* _Stated goal_
Retype the material below. Keep every word exactly as it is.

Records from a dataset
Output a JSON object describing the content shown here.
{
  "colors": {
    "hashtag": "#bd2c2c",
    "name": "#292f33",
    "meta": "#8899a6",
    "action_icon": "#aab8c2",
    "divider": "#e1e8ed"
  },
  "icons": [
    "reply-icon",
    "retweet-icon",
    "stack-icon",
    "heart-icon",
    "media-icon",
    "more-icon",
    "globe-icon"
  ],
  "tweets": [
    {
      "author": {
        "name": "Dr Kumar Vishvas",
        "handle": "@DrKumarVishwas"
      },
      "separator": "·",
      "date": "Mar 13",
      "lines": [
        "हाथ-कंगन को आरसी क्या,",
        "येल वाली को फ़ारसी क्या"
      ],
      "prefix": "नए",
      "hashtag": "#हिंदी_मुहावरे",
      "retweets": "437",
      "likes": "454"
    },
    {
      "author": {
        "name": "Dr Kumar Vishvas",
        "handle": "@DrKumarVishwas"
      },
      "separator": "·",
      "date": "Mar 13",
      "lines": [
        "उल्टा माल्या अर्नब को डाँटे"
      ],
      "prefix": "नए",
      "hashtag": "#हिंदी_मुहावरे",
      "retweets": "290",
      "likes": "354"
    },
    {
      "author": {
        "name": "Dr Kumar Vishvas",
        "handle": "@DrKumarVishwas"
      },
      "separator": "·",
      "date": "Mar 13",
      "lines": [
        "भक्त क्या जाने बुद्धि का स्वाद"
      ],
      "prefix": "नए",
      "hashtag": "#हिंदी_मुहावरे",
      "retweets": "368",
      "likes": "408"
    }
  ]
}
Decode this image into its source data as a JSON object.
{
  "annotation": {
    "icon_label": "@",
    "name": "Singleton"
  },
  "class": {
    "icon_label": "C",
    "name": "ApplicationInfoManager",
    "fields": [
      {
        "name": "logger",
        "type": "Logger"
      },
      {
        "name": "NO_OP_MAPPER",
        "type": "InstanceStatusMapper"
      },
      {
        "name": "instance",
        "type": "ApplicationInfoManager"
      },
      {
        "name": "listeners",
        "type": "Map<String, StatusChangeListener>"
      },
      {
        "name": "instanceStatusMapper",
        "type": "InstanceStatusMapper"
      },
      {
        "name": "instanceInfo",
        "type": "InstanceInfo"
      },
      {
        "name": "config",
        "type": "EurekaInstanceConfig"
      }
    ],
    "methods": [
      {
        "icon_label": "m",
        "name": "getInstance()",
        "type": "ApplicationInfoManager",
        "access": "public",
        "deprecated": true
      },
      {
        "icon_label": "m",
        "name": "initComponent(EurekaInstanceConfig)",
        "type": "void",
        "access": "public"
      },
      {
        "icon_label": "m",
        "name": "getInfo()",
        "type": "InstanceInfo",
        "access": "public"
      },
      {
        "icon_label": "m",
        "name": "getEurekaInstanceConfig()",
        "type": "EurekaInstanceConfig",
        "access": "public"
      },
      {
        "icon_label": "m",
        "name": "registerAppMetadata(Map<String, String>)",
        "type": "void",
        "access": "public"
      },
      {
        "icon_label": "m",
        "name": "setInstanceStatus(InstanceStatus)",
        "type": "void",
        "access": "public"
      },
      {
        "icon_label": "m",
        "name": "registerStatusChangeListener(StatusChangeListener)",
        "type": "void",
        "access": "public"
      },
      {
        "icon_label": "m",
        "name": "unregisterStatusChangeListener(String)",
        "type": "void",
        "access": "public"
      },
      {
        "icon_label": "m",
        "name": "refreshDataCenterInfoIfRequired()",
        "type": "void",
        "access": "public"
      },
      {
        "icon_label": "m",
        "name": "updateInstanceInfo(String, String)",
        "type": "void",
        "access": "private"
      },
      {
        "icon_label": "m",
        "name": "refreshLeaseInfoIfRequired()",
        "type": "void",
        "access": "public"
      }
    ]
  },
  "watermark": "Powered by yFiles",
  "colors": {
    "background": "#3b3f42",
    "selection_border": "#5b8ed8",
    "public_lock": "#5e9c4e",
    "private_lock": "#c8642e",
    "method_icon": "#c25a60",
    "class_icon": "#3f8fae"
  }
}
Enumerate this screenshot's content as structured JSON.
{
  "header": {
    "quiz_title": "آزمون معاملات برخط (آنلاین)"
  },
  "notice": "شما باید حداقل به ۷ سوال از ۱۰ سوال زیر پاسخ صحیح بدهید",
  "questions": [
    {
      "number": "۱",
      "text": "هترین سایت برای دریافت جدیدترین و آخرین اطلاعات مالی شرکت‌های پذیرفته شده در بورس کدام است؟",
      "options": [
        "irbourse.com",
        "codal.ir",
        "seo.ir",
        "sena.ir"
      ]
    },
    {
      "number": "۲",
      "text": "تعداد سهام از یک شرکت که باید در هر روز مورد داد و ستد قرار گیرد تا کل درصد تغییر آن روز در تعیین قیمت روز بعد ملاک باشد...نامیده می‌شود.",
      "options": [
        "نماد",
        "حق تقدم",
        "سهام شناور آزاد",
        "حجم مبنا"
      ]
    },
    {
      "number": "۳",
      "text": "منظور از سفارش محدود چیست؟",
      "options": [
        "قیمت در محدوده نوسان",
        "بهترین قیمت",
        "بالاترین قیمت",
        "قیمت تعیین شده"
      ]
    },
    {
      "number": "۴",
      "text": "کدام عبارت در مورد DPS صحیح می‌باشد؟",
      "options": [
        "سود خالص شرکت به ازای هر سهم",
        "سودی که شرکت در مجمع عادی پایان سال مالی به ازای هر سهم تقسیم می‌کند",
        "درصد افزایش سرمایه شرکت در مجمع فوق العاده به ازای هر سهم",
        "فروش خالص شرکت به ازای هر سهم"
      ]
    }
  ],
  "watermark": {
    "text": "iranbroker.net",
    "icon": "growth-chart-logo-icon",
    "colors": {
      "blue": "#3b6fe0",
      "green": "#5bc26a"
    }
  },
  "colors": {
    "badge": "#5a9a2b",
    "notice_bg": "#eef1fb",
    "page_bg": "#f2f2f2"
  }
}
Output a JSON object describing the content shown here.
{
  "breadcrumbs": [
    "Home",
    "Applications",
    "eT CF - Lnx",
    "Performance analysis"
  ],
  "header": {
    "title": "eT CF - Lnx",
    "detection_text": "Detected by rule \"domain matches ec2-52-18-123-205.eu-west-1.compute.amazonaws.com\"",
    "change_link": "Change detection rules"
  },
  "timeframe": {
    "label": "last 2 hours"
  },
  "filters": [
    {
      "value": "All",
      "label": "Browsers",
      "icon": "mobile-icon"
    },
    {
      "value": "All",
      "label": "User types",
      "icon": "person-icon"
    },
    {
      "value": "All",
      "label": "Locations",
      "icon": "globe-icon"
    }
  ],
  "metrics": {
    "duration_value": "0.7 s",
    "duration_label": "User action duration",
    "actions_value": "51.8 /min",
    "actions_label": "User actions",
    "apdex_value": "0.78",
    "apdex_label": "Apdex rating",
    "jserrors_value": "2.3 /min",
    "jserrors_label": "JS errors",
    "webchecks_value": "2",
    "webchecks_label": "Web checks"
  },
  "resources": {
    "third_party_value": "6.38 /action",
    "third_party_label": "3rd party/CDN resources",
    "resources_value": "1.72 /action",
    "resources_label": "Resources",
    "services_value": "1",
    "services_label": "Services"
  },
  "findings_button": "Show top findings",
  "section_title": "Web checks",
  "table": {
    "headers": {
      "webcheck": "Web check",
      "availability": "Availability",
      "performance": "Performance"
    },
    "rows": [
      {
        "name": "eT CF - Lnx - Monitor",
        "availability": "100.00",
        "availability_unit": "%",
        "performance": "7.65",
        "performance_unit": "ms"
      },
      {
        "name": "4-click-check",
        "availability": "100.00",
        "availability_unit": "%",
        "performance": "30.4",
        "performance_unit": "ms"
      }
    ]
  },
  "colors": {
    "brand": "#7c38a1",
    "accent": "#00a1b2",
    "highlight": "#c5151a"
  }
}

* _Answer to this problem_
Output a JSON object describing the content shown here.
{
  "colors": {
    "hashtag": "#bd2c2c",
    "name": "#292f33",
    "meta": "#8899a6",
    "action_icon": "#aab8c2",
    "divider": "#e1e8ed"
  },
  "icons": [
    "reply-icon",
    "retweet-icon",
    "stack-icon",
    "heart-icon",
    "media-icon",
    "more-icon",
    "globe-icon"
  ],
  "tweets": [
    {
      "author": {
        "name": "Dr Kumar Vishvas",
        "handle": "@DrKumarVishwas"
      },
      "separator": "·",
      "date": "Mar 13",
      "lines": [
        "हाथ-कंगन को आरसी क्या,",
        "येल वाली को फ़ारसी क्या"
      ],
      "prefix": "नए",
      "hashtag": "#हिंदी_मुहावरे",
      "retweets": "437",
      "likes": "454"
    },
    {
      "author": {
        "name": "Dr Kumar Vishvas",
        "handle": "@DrKumarVishwas"
      },
      "separator": "·",
      "date": "Mar 13",
      "lines": [
        "उल्टा माल्या अर्नब को डाँटे"
      ],
      "prefix": "नए",
      "hashtag": "#हिंदी_मुहावरे",
      "retweets": "290",
      "likes": "354"
    },
    {
      "author": {
        "name": "Dr Kumar Vishvas",
        "handle": "@DrKumarVishwas"
      },
      "separator": "·",
      "date": "Mar 13",
      "lines": [
        "भक्त क्या जाने बुद्धि का स्वाद"
      ],
      "prefix": "नए",
      "hashtag": "#हिंदी_मुहावरे",
      "retweets": "368",
      "likes": "408"
    }
  ]
}
Decode this image into its source data as a JSON object.
{
  "annotation": {
    "icon_label": "@",
    "name": "Singleton"
  },
  "class": {
    "icon_label": "C",
    "name": "ApplicationInfoManager",
    "fields": [
      {
        "name": "logger",
        "type": "Logger"
      },
      {
        "name": "NO_OP_MAPPER",
        "type": "InstanceStatusMapper"
      },
      {
        "name": "instance",
        "type": "ApplicationInfoManager"
      },
      {
        "name": "listeners",
        "type": "Map<String, StatusChangeListener>"
      },
      {
        "name": "instanceStatusMapper",
        "type": "InstanceStatusMapper"
      },
      {
        "name": "instanceInfo",
        "type": "InstanceInfo"
      },
      {
        "name": "config",
        "type": "EurekaInstanceConfig"
      }
    ],
    "methods": [
      {
        "icon_label": "m",
        "name": "getInstance()",
        "type": "ApplicationInfoManager",
        "access": "public",
        "deprecated": true
      },
      {
        "icon_label": "m",
        "name": "initComponent(EurekaInstanceConfig)",
        "type": "void",
        "access": "public"
      },
      {
        "icon_label": "m",
        "name": "getInfo()",
        "type": "InstanceInfo",
        "access": "public"
      },
      {
        "icon_label": "m",
        "name": "getEurekaInstanceConfig()",
        "type": "EurekaInstanceConfig",
        "access": "public"
      },
      {
        "icon_label": "m",
        "name": "registerAppMetadata(Map<String, String>)",
        "type": "void",
        "access": "public"
      },
      {
        "icon_label": "m",
        "name": "setInstanceStatus(InstanceStatus)",
        "type": "void",
        "access": "public"
      },
      {
        "icon_label": "m",
        "name": "registerStatusChangeListener(StatusChangeListener)",
        "type": "void",
        "access": "public"
      },
      {
        "icon_label": "m",
        "name": "unregisterStatusChangeListener(String)",
        "type": "void",
        "access": "public"
      },
      {
        "icon_label": "m",
        "name": "refreshDataCenterInfoIfRequired()",
        "type": "void",
        "access": "public"
      },
      {
        "icon_label": "m",
        "name": "updateInstanceInfo(String, String)",
        "type": "void",
        "access": "private"
      },
      {
        "icon_label": "m",
        "name": "refreshLeaseInfoIfRequired()",
        "type": "void",
        "access": "public"
      }
    ]
  },
  "watermark": "Powered by yFiles",
  "colors": {
    "background": "#3b3f42",
    "selection_border": "#5b8ed8",
    "public_lock": "#5e9c4e",
    "private_lock": "#c8642e",
    "method_icon": "#c25a60",
    "class_icon": "#3f8fae"
  }
}
Enumerate this screenshot's content as structured JSON.
{
  "header": {
    "quiz_title": "آزمون معاملات برخط (آنلاین)"
  },
  "notice": "شما باید حداقل به ۷ سوال از ۱۰ سوال زیر پاسخ صحیح بدهید",
  "questions": [
    {
      "number": "۱",
      "text": "هترین سایت برای دریافت جدیدترین و آخرین اطلاعات مالی شرکت‌های پذیرفته شده در بورس کدام است؟",
      "options": [
        "irbourse.com",
        "codal.ir",
        "seo.ir",
        "sena.ir"
      ]
    },
    {
      "number": "۲",
      "text": "تعداد سهام از یک شرکت که باید در هر روز مورد داد و ستد قرار گیرد تا کل درصد تغییر آن روز در تعیین قیمت روز بعد ملاک باشد...نامیده می‌شود.",
      "options": [
        "نماد",
        "حق تقدم",
        "سهام شناور آزاد",
        "حجم مبنا"
      ]
    },
    {
      "number": "۳",
      "text": "منظور از سفارش محدود چیست؟",
      "options": [
        "قیمت در محدوده نوسان",
        "بهترین قیمت",
        "بالاترین قیمت",
        "قیمت تعیین شده"
      ]
    },
    {
      "number": "۴",
      "text": "کدام عبارت در مورد DPS صحیح می‌باشد؟",
      "options": [
        "سود خالص شرکت به ازای هر سهم",
        "سودی که شرکت در مجمع عادی پایان سال مالی به ازای هر سهم تقسیم می‌کند",
        "درصد افزایش سرمایه شرکت در مجمع فوق العاده به ازای هر سهم",
        "فروش خالص شرکت به ازای هر سهم"
      ]
    }
  ],
  "watermark": {
    "text": "iranbroker.net",
    "icon": "growth-chart-logo-icon",
    "colors": {
      "blue": "#3b6fe0",
      "green": "#5bc26a"
    }
  },
  "colors": {
    "badge": "#5a9a2b",
    "notice_bg": "#eef1fb",
    "page_bg": "#f2f2f2"
  }
}
Output a JSON object describing the content shown here.
{
  "breadcrumbs": [
    "Home",
    "Applications",
    "eT CF - Lnx",
    "Performance analysis"
  ],
  "header": {
    "title": "eT CF - Lnx",
    "detection_text": "Detected by rule \"domain matches ec2-52-18-123-205.eu-west-1.compute.amazonaws.com\"",
    "change_link": "Change detection rules"
  },
  "timeframe": {
    "label": "last 2 hours"
  },
  "filters": [
    {
      "value": "All",
      "label": "Browsers",
      "icon": "mobile-icon"
    },
    {
      "value": "All",
      "label": "User types",
      "icon": "person-icon"
    },
    {
      "value": "All",
      "label": "Locations",
      "icon": "globe-icon"
    }
  ],
  "metrics": {
    "duration_value": "0.7 s",
    "duration_label": "User action duration",
    "actions_value": "51.8 /min",
    "actions_label": "User actions",
    "apdex_value": "0.78",
    "apdex_label": "Apdex rating",
    "jserrors_value": "2.3 /min",
    "jserrors_label": "JS errors",
    "webchecks_value": "2",
    "webchecks_label": "Web checks"
  },
  "resources": {
    "third_party_value": "6.38 /action",
    "third_party_label": "3rd party/CDN resources",
    "resources_value": "1.72 /action",
    "resources_label": "Resources",
    "services_value": "1",
    "services_label": "Services"
  },
  "findings_button": "Show top findings",
  "section_title": "Web checks",
  "table": {
    "headers": {
      "webcheck": "Web check",
      "availability": "Availability",
      "performance": "Performance"
    },
    "rows": [
      {
        "name": "eT CF - Lnx - Monitor",
        "availability": "100.00",
        "availability_unit": "%",
        "performance": "7.65",
        "performance_unit": "ms"
      },
      {
        "name": "4-click-check",
        "availability": "100.00",
        "availability_unit": "%",
        "performance": "30.4",
        "performance_unit": "ms"
      }
    ]
  },
  "colors": {
    "brand": "#7c38a1",
    "accent": "#00a1b2",
    "highlight": "#c5151a"
  }
}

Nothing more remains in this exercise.